## The problem
Reproduce the material below with every instance of "hr-point" replaced by "hazard-ratio-marker", keeping everything else unchanged, and omit the pictures from the reproduction.

(Image-based layout entries)
+===+

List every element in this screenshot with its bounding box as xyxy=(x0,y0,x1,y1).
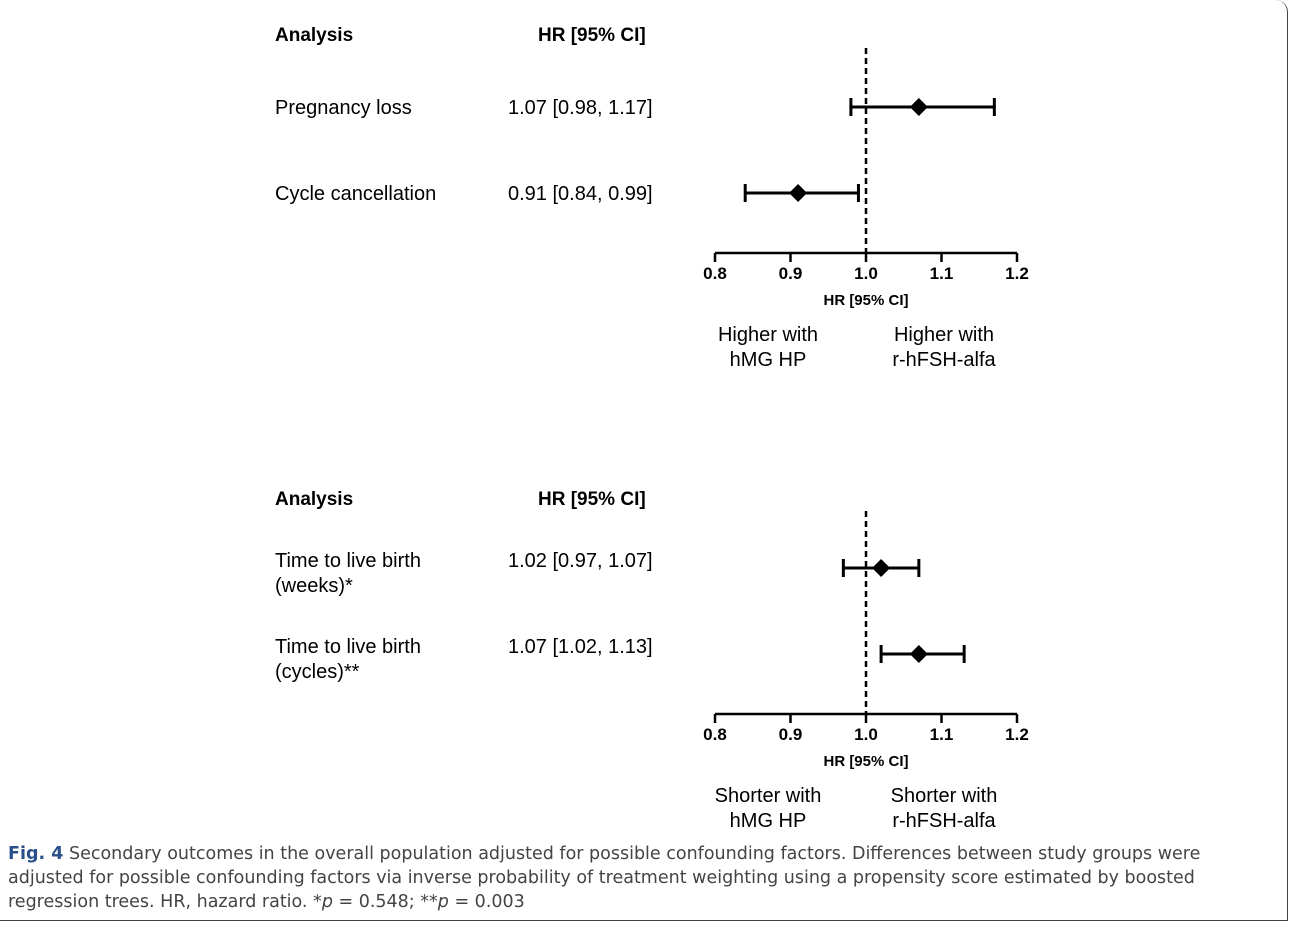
right-direction-note: r-hFSH-alfa xyxy=(892,810,996,832)
row-label: Time to live birth xyxy=(275,550,421,572)
header-analysis: Analysis xyxy=(275,489,353,510)
x-axis-label: HR [95% CI] xyxy=(823,292,908,309)
row-ci-text: 1.02 [0.97, 1.07] xyxy=(508,550,653,572)
header-hr-ci: HR [95% CI] xyxy=(538,489,646,510)
row-label: Pregnancy loss xyxy=(275,97,412,119)
forest-plot-figure: Analysis HR [95% CI] Pregnancy loss 1.07 [0… xyxy=(275,25,1029,832)
x-tick-label: 1.0 xyxy=(854,725,878,744)
right-direction-note: Shorter with xyxy=(891,785,998,807)
p-symbol-1: p xyxy=(321,892,333,912)
left-direction-note: hMG HP xyxy=(730,810,807,832)
left-direction-note: Higher with xyxy=(718,324,818,346)
x-axis-label: HR [95% CI] xyxy=(823,753,908,770)
row-label: Time to live birth xyxy=(275,636,421,658)
x-tick-label: 0.9 xyxy=(779,264,803,283)
right-direction-note: r-hFSH-alfa xyxy=(892,349,996,371)
row-label: (cycles)** xyxy=(275,661,360,683)
left-direction-note: hMG HP xyxy=(730,349,807,371)
caption-text-3: = 0.003 xyxy=(448,892,525,912)
row-ci-text: 0.91 [0.84, 0.99] xyxy=(508,183,653,205)
hr-point xyxy=(789,184,808,202)
left-direction-note: Shorter with xyxy=(715,785,822,807)
figure-label: Fig. 4 xyxy=(8,844,64,864)
right-direction-note: Higher with xyxy=(894,324,994,346)
x-tick-label: 1.2 xyxy=(1005,264,1029,283)
hr-point xyxy=(872,559,891,577)
header-analysis: Analysis xyxy=(275,25,353,46)
row-ci-text: 1.07 [0.98, 1.17] xyxy=(508,97,653,119)
hr-point xyxy=(909,645,928,663)
p-symbol-2: p xyxy=(437,892,449,912)
row-label: (weeks)* xyxy=(275,575,353,597)
x-tick-label: 0.8 xyxy=(703,264,727,283)
x-tick-label: 1.1 xyxy=(930,264,954,283)
x-tick-label: 0.9 xyxy=(779,725,803,744)
hr-point xyxy=(909,98,928,116)
caption-text-1: Secondary outcomes in the overall popula… xyxy=(8,844,1201,912)
x-tick-label: 1.1 xyxy=(930,725,954,744)
header-hr-ci: HR [95% CI] xyxy=(538,25,646,46)
figure-caption: Fig. 4 Secondary outcomes in the overall… xyxy=(8,842,1278,914)
x-tick-label: 0.8 xyxy=(703,725,727,744)
caption-text-2: = 0.548; ** xyxy=(332,892,438,912)
x-tick-label: 1.0 xyxy=(854,264,878,283)
x-tick-label: 1.2 xyxy=(1005,725,1029,744)
row-ci-text: 1.07 [1.02, 1.13] xyxy=(508,636,653,658)
row-label: Cycle cancellation xyxy=(275,183,436,205)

+===+

## Output of the task
List every element in this screenshot with its bounding box as xyxy=(x0,y0,x1,y1).
right-direction-note: r-hFSH-alfa xyxy=(892,810,996,832)
row-label: Time to live birth xyxy=(275,550,421,572)
header-analysis: Analysis xyxy=(275,489,353,510)
x-axis-label: HR [95% CI] xyxy=(823,292,908,309)
row-ci-text: 1.02 [0.97, 1.07] xyxy=(508,550,653,572)
header-hr-ci: HR [95% CI] xyxy=(538,489,646,510)
row-label: Pregnancy loss xyxy=(275,97,412,119)
forest-plot-figure: Analysis HR [95% CI] Pregnancy loss 1.07 [0… xyxy=(275,25,1029,832)
x-tick-label: 1.0 xyxy=(854,725,878,744)
right-direction-note: Shorter with xyxy=(891,785,998,807)
p-symbol-1: p xyxy=(321,892,333,912)
left-direction-note: hMG HP xyxy=(730,810,807,832)
left-direction-note: Higher with xyxy=(718,324,818,346)
x-axis-label: HR [95% CI] xyxy=(823,753,908,770)
row-label: Time to live birth xyxy=(275,636,421,658)
x-tick-label: 0.9 xyxy=(779,264,803,283)
right-direction-note: r-hFSH-alfa xyxy=(892,349,996,371)
row-label: (cycles)** xyxy=(275,661,360,683)
left-direction-note: hMG HP xyxy=(730,349,807,371)
caption-text-3: = 0.003 xyxy=(448,892,525,912)
row-ci-text: 0.91 [0.84, 0.99] xyxy=(508,183,653,205)
hazard-ratio-marker xyxy=(789,184,808,202)
left-direction-note: Shorter with xyxy=(715,785,822,807)
figure-label: Fig. 4 xyxy=(8,844,64,864)
right-direction-note: Higher with xyxy=(894,324,994,346)
x-tick-label: 1.2 xyxy=(1005,264,1029,283)
hazard-ratio-marker xyxy=(872,559,891,577)
header-analysis: Analysis xyxy=(275,25,353,46)
row-ci-text: 1.07 [0.98, 1.17] xyxy=(508,97,653,119)
hazard-ratio-marker xyxy=(909,645,928,663)
p-symbol-2: p xyxy=(437,892,449,912)
row-label: (weeks)* xyxy=(275,575,353,597)
x-tick-label: 0.8 xyxy=(703,264,727,283)
x-tick-label: 1.1 xyxy=(930,264,954,283)
x-tick-label: 0.9 xyxy=(779,725,803,744)
hazard-ratio-marker xyxy=(909,98,928,116)
caption-text-1: Secondary outcomes in the overall popula… xyxy=(8,844,1201,912)
x-tick-label: 1.1 xyxy=(930,725,954,744)
header-hr-ci: HR [95% CI] xyxy=(538,25,646,46)
figure-caption: Fig. 4 Secondary outcomes in the overall… xyxy=(8,842,1278,914)
x-tick-label: 0.8 xyxy=(703,725,727,744)
caption-text-2: = 0.548; ** xyxy=(332,892,438,912)
x-tick-label: 1.0 xyxy=(854,264,878,283)
x-tick-label: 1.2 xyxy=(1005,725,1029,744)
row-ci-text: 1.07 [1.02, 1.13] xyxy=(508,636,653,658)
row-label: Cycle cancellation xyxy=(275,183,436,205)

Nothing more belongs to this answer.